Exercise = Go through the entries below and pick out every line with "must".

Supplied entries =
>> Start

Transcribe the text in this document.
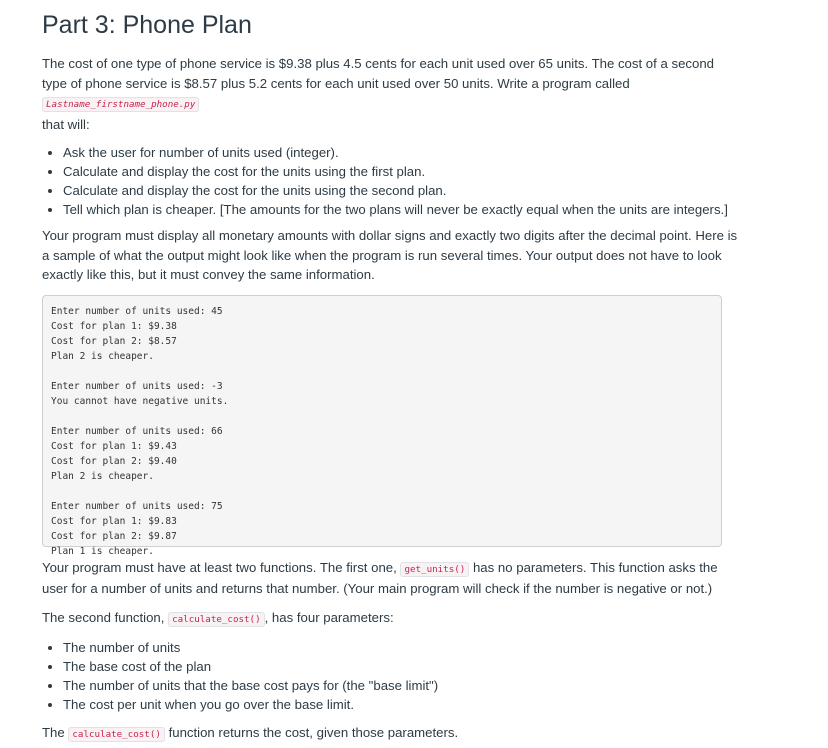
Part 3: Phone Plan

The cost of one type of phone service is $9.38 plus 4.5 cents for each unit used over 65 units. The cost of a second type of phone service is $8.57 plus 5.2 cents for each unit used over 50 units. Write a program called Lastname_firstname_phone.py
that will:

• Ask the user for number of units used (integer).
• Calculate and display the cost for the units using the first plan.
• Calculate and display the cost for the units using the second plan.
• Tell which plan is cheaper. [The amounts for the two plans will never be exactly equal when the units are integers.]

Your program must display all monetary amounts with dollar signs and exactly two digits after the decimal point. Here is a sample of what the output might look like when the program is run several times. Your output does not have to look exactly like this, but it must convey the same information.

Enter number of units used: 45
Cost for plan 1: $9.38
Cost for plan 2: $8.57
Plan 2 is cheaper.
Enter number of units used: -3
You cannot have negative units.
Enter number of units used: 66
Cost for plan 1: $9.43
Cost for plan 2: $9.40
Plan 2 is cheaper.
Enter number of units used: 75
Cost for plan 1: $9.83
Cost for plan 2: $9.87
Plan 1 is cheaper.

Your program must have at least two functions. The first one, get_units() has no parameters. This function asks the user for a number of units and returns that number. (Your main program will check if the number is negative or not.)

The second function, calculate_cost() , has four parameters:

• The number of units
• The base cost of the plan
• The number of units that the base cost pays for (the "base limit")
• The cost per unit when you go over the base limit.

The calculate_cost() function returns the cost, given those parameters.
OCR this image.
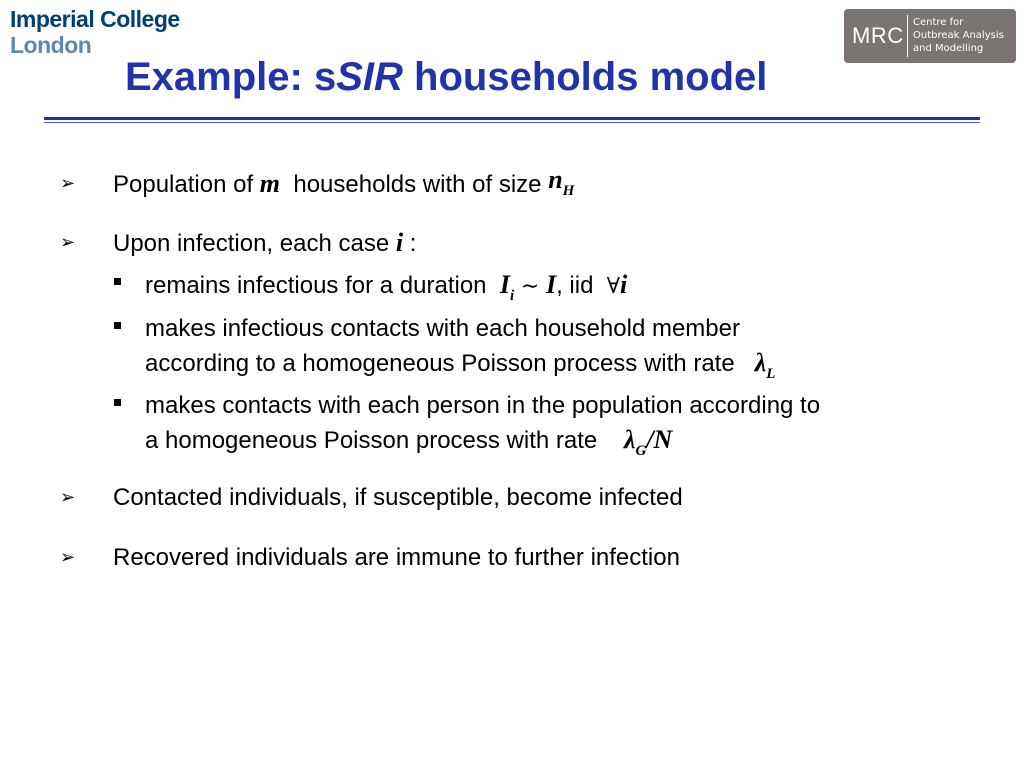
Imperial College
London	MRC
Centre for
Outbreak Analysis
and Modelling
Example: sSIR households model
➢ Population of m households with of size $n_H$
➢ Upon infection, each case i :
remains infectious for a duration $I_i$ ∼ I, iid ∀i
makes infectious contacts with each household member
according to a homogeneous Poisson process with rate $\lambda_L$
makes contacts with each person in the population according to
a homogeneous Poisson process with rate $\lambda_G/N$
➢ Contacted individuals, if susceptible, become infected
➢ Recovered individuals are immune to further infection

>> End

Answer to the task =
Your program must display all monetary amounts with dollar signs and exactly two digits after the decimal point. Here is a sample of what the output might look like when the program is run several times. Your output does not have to look exactly like this, but it must convey the same information.
Your program must have at least two functions. The first one, get_units() has no parameters. This function asks the user for a number of units and returns that number. (Your main program will check if the number is negative or not.)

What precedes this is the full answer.